## Goal
Pull out every line below containing the word "Città".

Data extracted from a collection
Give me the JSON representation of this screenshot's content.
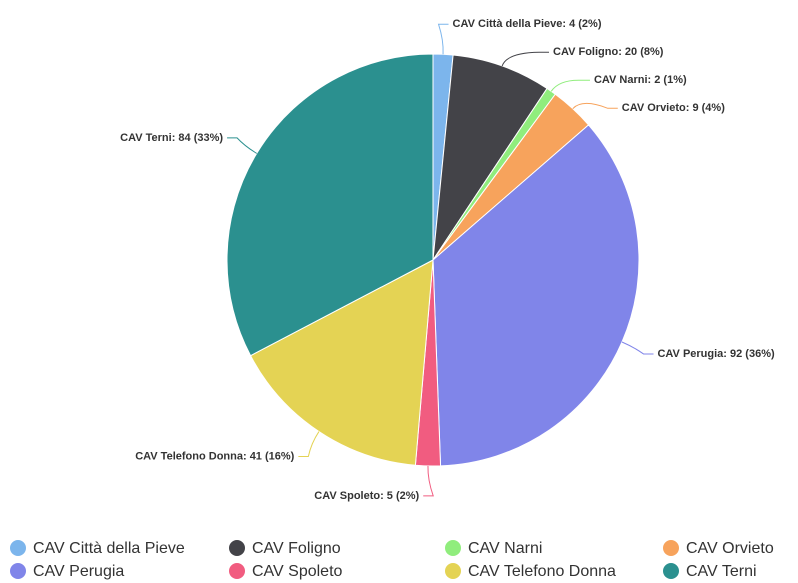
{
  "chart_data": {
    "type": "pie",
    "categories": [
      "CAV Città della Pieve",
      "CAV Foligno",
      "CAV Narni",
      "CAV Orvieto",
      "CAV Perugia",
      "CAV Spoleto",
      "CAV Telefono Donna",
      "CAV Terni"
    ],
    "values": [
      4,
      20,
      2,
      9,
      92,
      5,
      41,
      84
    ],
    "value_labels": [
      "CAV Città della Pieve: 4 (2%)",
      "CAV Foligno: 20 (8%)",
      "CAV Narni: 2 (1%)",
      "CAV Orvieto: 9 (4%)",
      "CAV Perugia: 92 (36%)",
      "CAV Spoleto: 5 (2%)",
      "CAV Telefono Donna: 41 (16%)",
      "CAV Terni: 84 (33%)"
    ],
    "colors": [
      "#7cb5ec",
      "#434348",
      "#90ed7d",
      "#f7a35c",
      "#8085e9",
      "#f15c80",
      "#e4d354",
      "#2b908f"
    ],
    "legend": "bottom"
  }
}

---

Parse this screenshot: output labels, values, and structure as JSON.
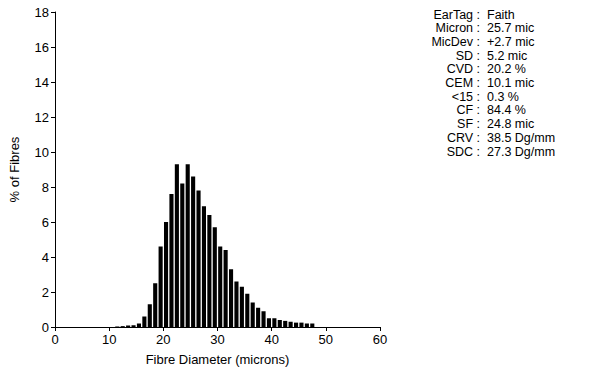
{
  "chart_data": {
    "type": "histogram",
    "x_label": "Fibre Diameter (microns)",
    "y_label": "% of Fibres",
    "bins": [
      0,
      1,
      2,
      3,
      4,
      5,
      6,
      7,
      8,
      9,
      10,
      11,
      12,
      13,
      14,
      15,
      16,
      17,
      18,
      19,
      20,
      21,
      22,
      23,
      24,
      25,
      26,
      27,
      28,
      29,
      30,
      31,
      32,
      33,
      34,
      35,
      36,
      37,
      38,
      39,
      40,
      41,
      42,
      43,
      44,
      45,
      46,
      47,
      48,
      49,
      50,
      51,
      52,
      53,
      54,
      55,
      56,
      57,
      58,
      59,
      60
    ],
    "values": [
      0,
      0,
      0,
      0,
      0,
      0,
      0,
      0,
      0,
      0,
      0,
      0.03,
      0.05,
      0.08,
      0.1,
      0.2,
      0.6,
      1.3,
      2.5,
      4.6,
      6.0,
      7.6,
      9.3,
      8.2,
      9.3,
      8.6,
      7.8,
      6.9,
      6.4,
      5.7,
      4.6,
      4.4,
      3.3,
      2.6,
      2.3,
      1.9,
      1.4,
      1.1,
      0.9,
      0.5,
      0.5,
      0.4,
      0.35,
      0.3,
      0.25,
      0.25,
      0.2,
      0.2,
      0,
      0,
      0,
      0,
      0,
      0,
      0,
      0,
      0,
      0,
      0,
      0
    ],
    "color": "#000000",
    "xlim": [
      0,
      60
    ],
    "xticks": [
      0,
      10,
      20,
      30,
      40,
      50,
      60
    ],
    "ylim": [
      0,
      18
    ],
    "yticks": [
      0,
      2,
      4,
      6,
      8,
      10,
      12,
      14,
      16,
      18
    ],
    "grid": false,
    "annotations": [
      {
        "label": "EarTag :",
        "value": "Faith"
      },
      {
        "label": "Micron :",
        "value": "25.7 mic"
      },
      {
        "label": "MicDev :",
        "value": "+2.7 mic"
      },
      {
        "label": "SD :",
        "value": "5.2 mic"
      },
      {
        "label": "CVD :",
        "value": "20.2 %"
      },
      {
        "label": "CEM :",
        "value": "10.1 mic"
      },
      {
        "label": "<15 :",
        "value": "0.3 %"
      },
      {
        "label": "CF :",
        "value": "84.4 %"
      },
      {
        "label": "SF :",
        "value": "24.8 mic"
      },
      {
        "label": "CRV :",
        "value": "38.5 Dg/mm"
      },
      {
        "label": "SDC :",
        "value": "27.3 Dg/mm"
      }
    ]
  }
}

## Result for this task
      "CAV Città della Pieve",
      "CAV Città della Pieve: 4 (2%)",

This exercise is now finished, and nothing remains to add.